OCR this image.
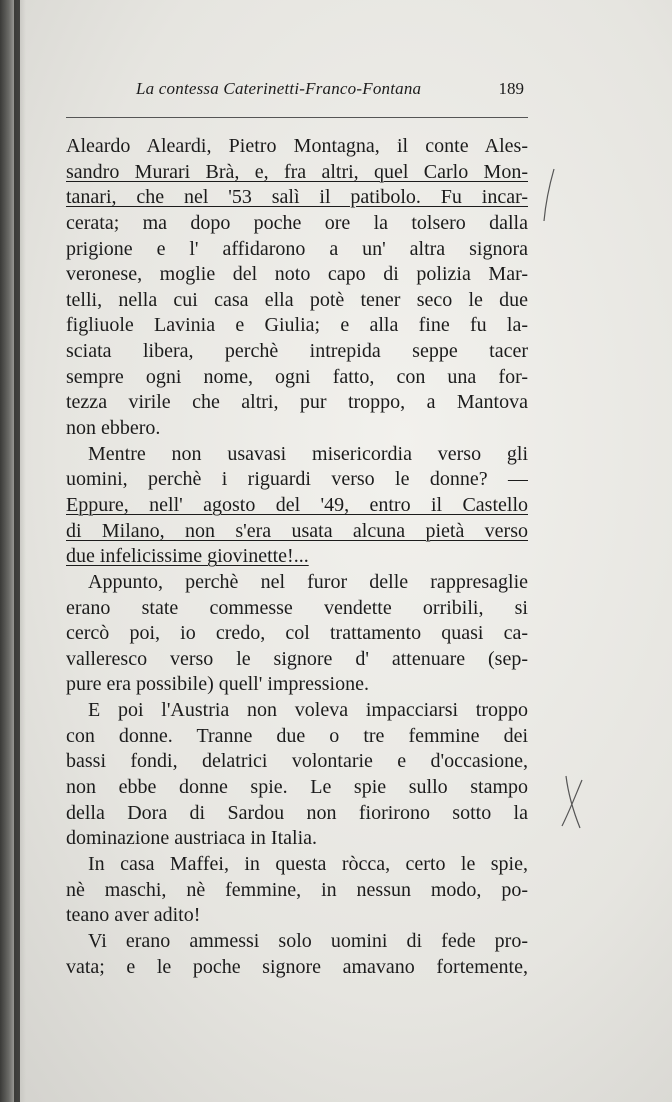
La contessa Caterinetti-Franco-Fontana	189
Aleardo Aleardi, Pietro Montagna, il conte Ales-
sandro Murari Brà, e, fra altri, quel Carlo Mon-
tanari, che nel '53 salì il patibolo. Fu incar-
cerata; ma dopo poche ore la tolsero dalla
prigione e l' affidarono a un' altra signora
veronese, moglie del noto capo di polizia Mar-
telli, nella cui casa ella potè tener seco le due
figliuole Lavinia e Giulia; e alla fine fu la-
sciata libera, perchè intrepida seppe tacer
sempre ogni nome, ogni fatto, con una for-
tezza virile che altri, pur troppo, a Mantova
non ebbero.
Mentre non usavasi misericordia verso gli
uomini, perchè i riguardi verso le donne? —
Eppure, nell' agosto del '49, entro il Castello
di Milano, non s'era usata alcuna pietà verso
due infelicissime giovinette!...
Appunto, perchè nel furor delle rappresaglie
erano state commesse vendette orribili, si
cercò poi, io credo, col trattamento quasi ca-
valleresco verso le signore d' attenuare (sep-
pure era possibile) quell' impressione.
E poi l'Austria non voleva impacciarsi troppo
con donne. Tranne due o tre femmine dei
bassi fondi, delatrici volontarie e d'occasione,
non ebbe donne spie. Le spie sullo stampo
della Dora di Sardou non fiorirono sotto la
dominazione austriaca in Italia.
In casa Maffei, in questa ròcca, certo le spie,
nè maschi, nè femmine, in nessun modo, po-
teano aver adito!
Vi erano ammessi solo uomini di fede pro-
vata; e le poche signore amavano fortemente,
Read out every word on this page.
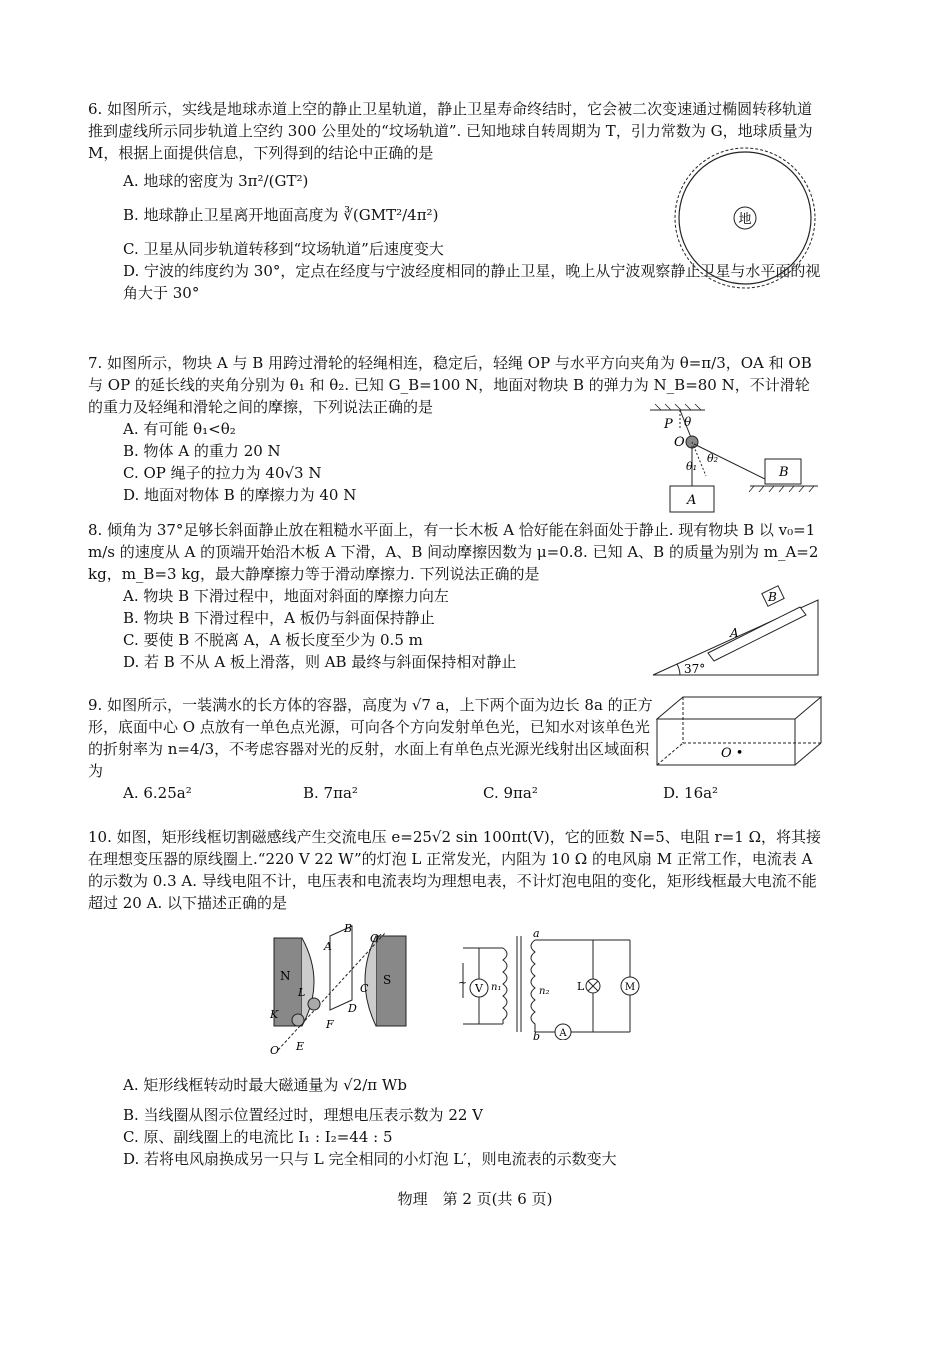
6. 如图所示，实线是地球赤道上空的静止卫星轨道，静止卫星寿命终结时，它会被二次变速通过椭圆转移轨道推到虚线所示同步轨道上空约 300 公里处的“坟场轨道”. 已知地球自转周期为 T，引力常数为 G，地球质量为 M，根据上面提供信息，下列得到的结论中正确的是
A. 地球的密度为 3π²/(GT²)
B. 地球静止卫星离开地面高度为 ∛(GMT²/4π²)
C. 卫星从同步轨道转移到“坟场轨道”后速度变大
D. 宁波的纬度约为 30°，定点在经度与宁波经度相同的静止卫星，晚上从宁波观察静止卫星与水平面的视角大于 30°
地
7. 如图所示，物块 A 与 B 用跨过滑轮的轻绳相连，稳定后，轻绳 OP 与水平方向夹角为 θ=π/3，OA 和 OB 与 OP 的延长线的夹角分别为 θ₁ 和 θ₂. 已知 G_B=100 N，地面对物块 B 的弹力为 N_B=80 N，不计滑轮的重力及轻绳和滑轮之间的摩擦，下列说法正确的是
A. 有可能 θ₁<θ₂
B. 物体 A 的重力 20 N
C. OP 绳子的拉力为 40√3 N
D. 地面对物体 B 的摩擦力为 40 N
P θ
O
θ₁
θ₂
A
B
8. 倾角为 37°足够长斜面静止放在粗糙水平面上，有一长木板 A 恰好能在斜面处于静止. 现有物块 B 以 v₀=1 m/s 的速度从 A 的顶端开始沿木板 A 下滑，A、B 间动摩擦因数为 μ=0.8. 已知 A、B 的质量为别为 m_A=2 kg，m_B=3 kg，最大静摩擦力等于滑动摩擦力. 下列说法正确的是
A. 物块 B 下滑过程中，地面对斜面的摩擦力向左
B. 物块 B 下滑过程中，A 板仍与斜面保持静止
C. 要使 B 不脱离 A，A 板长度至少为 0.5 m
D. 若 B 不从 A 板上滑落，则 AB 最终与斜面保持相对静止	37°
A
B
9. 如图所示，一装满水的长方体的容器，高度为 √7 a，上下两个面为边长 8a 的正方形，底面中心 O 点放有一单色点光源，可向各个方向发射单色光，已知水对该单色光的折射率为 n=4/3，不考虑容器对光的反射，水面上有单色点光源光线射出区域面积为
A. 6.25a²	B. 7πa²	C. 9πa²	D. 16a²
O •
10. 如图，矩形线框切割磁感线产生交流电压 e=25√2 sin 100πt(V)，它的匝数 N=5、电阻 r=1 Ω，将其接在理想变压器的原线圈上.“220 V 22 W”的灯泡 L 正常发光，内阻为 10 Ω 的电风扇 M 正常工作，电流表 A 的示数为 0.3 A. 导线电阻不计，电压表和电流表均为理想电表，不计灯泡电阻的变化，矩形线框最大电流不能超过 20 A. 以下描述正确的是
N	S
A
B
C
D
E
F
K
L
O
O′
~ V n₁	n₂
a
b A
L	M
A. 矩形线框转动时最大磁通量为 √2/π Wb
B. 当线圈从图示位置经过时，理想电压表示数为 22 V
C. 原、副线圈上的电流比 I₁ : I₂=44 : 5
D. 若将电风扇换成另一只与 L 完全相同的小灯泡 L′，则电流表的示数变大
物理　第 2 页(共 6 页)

## Written exercise
Pictures are to be left out; otherwise, copy exactly each line from the one containing "Read out every word on this page." through the last line of the listing.

## Result below
Read out every word on this page.
6. 如图所示，实线是地球赤道上空的静止卫星轨道，静止卫星寿命终结时，它会被二次变速通过椭圆转移轨道推到虚线所示同步轨道上空约 300 公里处的“坟场轨道”. 已知地球自转周期为 T，引力常数为 G，地球质量为 M，根据上面提供信息，下列得到的结论中正确的是
A. 地球的密度为 3π²/(GT²)
B. 地球静止卫星离开地面高度为 ∛(GMT²/4π²)
C. 卫星从同步轨道转移到“坟场轨道”后速度变大
D. 宁波的纬度约为 30°，定点在经度与宁波经度相同的静止卫星，晚上从宁波观察静止卫星与水平面的视角大于 30°
地
7. 如图所示，物块 A 与 B 用跨过滑轮的轻绳相连，稳定后，轻绳 OP 与水平方向夹角为 θ=π/3，OA 和 OB 与 OP 的延长线的夹角分别为 θ₁ 和 θ₂. 已知 G_B=100 N，地面对物块 B 的弹力为 N_B=80 N，不计滑轮的重力及轻绳和滑轮之间的摩擦，下列说法正确的是
A. 有可能 θ₁<θ₂
B. 物体 A 的重力 20 N
C. OP 绳子的拉力为 40√3 N
D. 地面对物体 B 的摩擦力为 40 N
P θ
O
θ₁
θ₂
A
B
8. 倾角为 37°足够长斜面静止放在粗糙水平面上，有一长木板 A 恰好能在斜面处于静止. 现有物块 B 以 v₀=1 m/s 的速度从 A 的顶端开始沿木板 A 下滑，A、B 间动摩擦因数为 μ=0.8. 已知 A、B 的质量为别为 m_A=2 kg，m_B=3 kg，最大静摩擦力等于滑动摩擦力. 下列说法正确的是
A. 物块 B 下滑过程中，地面对斜面的摩擦力向左
B. 物块 B 下滑过程中，A 板仍与斜面保持静止
C. 要使 B 不脱离 A，A 板长度至少为 0.5 m
D. 若 B 不从 A 板上滑落，则 AB 最终与斜面保持相对静止	37°
A
B
9. 如图所示，一装满水的长方体的容器，高度为 √7 a，上下两个面为边长 8a 的正方形，底面中心 O 点放有一单色点光源，可向各个方向发射单色光，已知水对该单色光的折射率为 n=4/3，不考虑容器对光的反射，水面上有单色点光源光线射出区域面积为
A. 6.25a²	B. 7πa²	C. 9πa²	D. 16a²
O •
10. 如图，矩形线框切割磁感线产生交流电压 e=25√2 sin 100πt(V)，它的匝数 N=5、电阻 r=1 Ω，将其接在理想变压器的原线圈上.“220 V 22 W”的灯泡 L 正常发光，内阻为 10 Ω 的电风扇 M 正常工作，电流表 A 的示数为 0.3 A. 导线电阻不计，电压表和电流表均为理想电表，不计灯泡电阻的变化，矩形线框最大电流不能超过 20 A. 以下描述正确的是
N	S
A
B
C
D
E
F
K
L
O
O′
~ V n₁	n₂
a
b A
L	M
A. 矩形线框转动时最大磁通量为 √2/π Wb
B. 当线圈从图示位置经过时，理想电压表示数为 22 V
C. 原、副线圈上的电流比 I₁ : I₂=44 : 5
D. 若将电风扇换成另一只与 L 完全相同的小灯泡 L′，则电流表的示数变大
物理　第 2 页(共 6 页)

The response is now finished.